◆ **Stated problem**: Wherever the word "Transcribe" appears in a line, extract that line.

═════ Supplied material ═════

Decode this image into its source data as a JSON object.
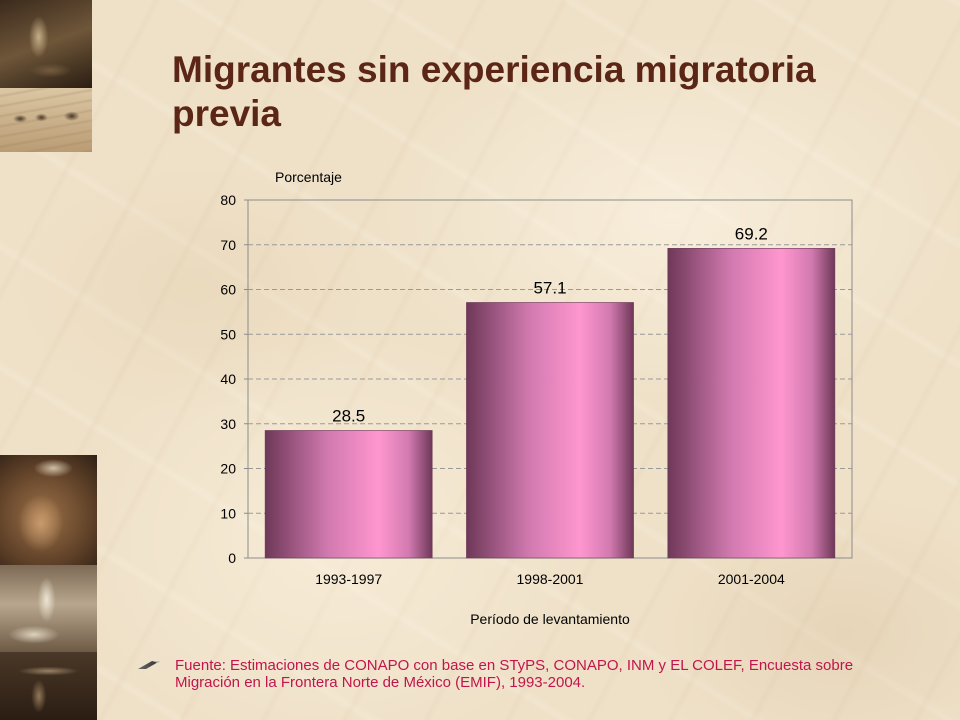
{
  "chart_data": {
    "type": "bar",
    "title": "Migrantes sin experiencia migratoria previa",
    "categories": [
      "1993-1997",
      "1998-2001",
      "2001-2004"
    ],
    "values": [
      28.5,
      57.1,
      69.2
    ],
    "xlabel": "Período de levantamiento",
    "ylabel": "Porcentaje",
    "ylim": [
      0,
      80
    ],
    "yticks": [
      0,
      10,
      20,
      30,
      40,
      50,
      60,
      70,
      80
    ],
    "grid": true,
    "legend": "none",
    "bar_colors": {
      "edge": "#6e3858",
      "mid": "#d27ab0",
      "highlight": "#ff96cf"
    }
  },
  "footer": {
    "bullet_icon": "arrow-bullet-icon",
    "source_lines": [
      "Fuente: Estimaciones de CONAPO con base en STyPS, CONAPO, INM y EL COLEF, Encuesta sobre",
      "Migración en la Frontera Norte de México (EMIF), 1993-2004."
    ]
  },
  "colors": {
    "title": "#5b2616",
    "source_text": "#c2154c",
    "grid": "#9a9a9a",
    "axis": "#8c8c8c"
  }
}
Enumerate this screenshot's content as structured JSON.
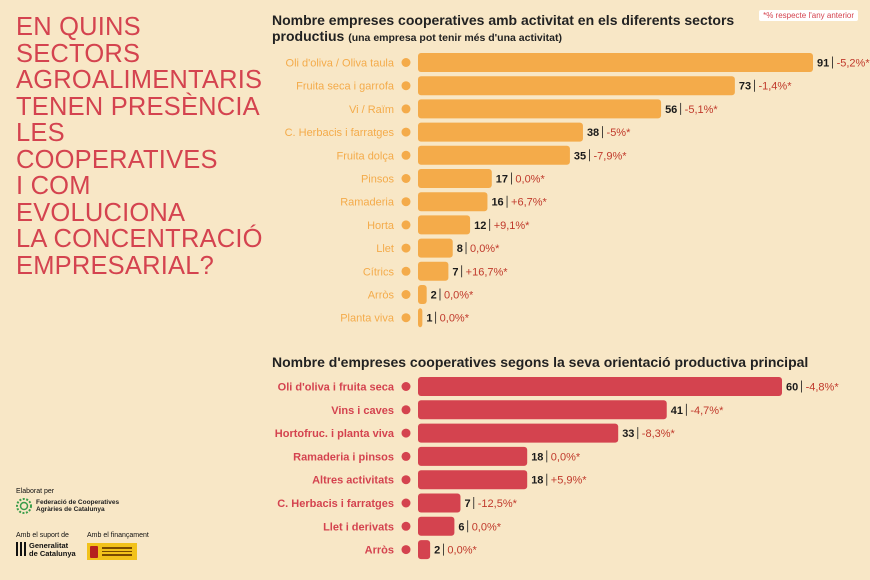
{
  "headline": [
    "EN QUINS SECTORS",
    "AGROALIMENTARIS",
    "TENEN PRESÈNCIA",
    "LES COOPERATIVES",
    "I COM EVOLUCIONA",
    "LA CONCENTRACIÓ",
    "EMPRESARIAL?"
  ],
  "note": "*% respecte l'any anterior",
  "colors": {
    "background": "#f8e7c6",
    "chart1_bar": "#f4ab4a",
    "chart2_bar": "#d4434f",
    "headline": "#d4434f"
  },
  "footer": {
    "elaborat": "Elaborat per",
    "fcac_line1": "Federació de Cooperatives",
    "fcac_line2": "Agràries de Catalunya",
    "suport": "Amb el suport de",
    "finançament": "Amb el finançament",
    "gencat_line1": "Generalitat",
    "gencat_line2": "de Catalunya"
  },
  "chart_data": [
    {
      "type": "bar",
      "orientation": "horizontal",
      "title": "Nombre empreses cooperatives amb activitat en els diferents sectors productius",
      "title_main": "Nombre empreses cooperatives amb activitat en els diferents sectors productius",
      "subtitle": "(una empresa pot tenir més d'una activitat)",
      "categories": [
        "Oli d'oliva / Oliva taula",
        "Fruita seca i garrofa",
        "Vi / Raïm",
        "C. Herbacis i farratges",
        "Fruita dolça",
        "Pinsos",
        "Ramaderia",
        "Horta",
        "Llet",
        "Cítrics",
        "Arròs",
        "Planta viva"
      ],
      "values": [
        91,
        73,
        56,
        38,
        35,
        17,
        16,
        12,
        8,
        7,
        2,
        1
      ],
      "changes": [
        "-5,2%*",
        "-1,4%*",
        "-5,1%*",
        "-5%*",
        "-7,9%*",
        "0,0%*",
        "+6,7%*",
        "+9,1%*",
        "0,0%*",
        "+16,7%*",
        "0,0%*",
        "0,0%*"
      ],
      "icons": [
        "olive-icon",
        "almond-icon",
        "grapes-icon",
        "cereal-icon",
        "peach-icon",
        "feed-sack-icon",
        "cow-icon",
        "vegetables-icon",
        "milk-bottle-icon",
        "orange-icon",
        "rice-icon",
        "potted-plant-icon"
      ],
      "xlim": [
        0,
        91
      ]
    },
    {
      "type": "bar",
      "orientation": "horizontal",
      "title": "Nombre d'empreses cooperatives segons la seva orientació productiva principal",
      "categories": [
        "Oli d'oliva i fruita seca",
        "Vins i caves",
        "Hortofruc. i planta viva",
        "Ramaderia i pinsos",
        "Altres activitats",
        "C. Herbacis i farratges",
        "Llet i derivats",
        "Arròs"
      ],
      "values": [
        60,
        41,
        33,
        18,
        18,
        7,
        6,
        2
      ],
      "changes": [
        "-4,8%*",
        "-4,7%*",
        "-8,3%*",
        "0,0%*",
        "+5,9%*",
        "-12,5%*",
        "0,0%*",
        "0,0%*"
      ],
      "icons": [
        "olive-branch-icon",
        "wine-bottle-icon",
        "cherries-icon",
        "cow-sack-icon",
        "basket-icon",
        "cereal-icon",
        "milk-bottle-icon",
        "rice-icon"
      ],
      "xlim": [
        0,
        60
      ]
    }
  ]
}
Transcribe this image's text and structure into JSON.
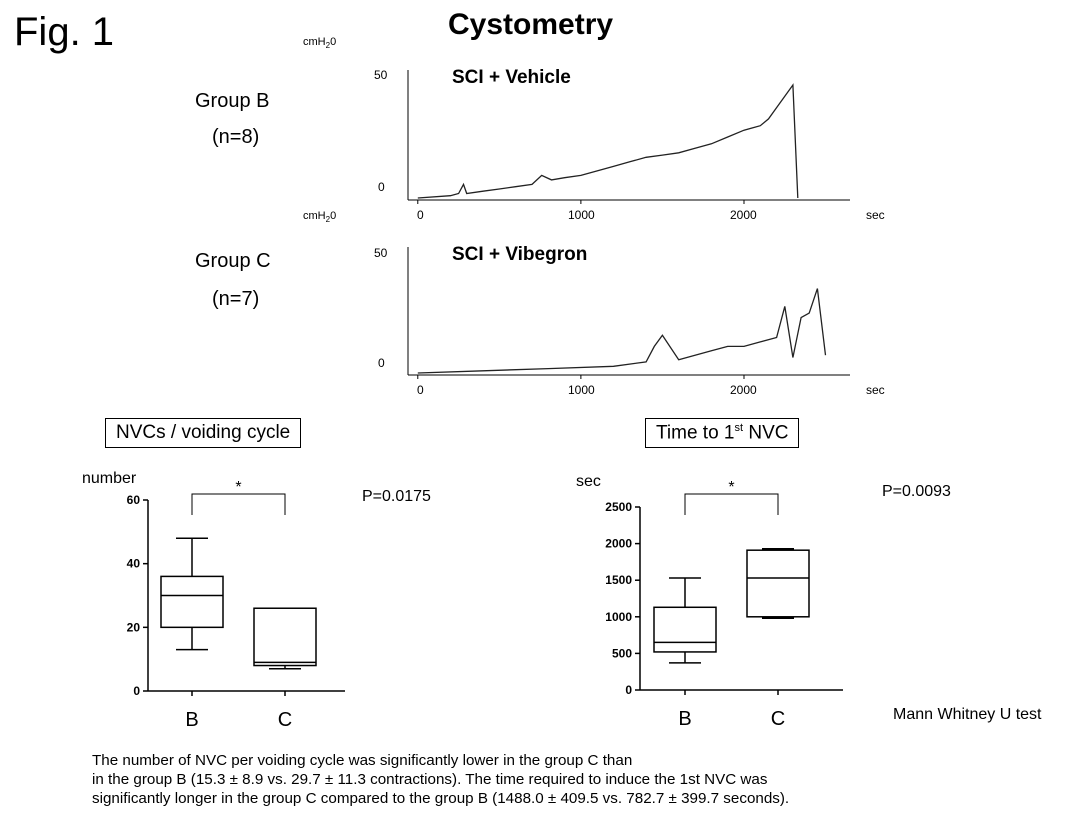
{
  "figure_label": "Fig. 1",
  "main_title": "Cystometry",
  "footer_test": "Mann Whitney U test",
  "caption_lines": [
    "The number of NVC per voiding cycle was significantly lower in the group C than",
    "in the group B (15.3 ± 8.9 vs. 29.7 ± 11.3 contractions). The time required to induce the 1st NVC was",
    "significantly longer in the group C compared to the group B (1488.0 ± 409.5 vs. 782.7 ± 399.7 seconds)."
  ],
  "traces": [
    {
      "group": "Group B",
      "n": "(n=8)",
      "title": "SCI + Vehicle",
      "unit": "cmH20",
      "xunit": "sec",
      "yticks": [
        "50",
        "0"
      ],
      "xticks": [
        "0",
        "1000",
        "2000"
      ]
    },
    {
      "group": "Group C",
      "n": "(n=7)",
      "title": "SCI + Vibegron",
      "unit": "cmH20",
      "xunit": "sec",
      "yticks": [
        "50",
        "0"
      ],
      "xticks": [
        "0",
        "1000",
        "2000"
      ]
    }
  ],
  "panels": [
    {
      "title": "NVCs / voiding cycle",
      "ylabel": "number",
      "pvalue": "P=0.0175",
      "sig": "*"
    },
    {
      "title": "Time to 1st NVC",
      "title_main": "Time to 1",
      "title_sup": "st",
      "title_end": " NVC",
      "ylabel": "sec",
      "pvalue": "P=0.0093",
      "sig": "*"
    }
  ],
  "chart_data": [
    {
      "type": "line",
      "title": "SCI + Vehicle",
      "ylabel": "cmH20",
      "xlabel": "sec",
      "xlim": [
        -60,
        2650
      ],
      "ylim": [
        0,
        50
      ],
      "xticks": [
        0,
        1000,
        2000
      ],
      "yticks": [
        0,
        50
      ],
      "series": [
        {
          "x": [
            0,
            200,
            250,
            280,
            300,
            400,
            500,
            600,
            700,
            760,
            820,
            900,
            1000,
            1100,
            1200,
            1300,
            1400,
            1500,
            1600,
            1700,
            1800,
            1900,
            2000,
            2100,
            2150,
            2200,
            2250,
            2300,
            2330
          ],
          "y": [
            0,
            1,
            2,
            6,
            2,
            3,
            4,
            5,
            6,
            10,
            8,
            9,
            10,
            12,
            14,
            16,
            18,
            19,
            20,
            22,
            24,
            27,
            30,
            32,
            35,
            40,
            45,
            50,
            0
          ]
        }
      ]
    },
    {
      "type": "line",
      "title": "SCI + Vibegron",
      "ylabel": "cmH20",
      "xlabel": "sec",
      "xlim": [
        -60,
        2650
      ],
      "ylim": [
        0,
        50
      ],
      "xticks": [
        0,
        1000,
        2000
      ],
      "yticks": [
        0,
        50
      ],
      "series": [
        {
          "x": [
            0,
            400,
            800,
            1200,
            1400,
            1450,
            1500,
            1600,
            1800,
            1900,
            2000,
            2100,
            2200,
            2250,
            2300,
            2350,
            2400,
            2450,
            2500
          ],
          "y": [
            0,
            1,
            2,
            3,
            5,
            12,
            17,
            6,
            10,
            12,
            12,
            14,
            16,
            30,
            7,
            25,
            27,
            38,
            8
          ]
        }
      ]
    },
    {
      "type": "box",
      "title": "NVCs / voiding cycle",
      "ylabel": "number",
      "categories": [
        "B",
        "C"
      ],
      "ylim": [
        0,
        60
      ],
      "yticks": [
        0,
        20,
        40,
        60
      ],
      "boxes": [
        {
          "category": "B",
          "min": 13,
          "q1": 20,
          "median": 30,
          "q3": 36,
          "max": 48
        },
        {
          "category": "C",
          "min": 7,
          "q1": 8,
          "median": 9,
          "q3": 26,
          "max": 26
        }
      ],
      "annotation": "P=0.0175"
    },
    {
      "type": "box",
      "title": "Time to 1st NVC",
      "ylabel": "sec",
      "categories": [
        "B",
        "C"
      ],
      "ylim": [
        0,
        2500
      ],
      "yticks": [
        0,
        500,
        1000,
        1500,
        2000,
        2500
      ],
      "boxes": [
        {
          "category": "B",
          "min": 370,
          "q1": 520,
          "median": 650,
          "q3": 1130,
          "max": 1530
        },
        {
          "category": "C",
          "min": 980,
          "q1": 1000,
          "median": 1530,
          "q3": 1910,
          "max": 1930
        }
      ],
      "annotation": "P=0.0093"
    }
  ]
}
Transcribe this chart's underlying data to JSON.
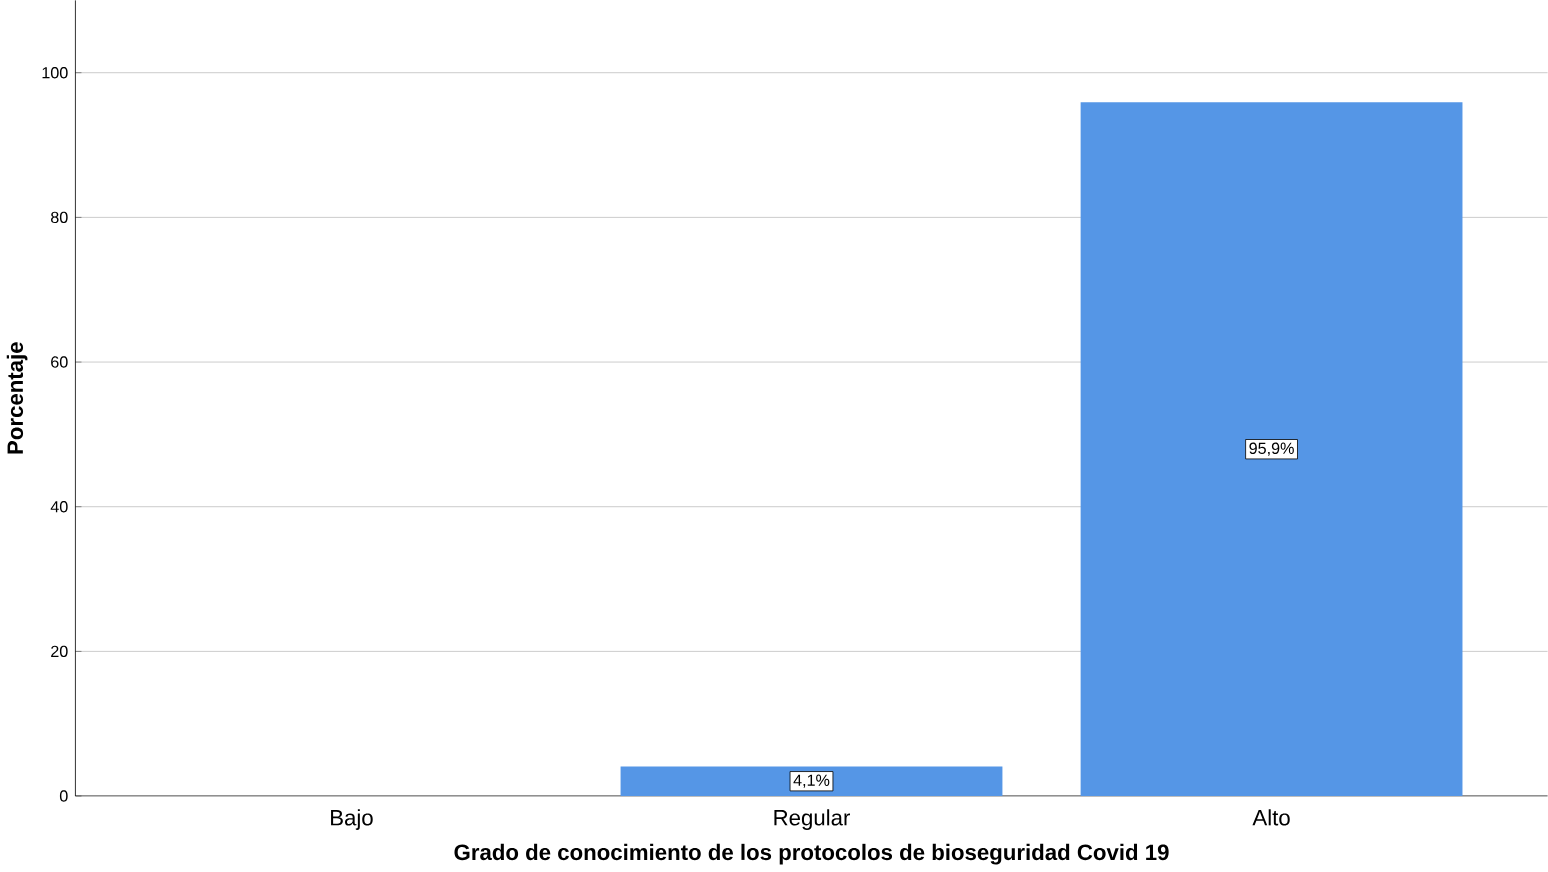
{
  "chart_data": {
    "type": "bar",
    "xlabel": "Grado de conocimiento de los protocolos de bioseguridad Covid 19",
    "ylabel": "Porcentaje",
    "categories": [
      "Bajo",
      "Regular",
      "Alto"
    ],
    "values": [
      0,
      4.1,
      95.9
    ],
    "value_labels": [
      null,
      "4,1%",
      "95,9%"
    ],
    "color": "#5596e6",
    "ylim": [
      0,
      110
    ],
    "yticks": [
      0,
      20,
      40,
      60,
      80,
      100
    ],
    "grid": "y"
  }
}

═════

◆ **Response**:
Transcribe this image's text and structure into JSON.
Transcribe this chart's underlying data to JSON.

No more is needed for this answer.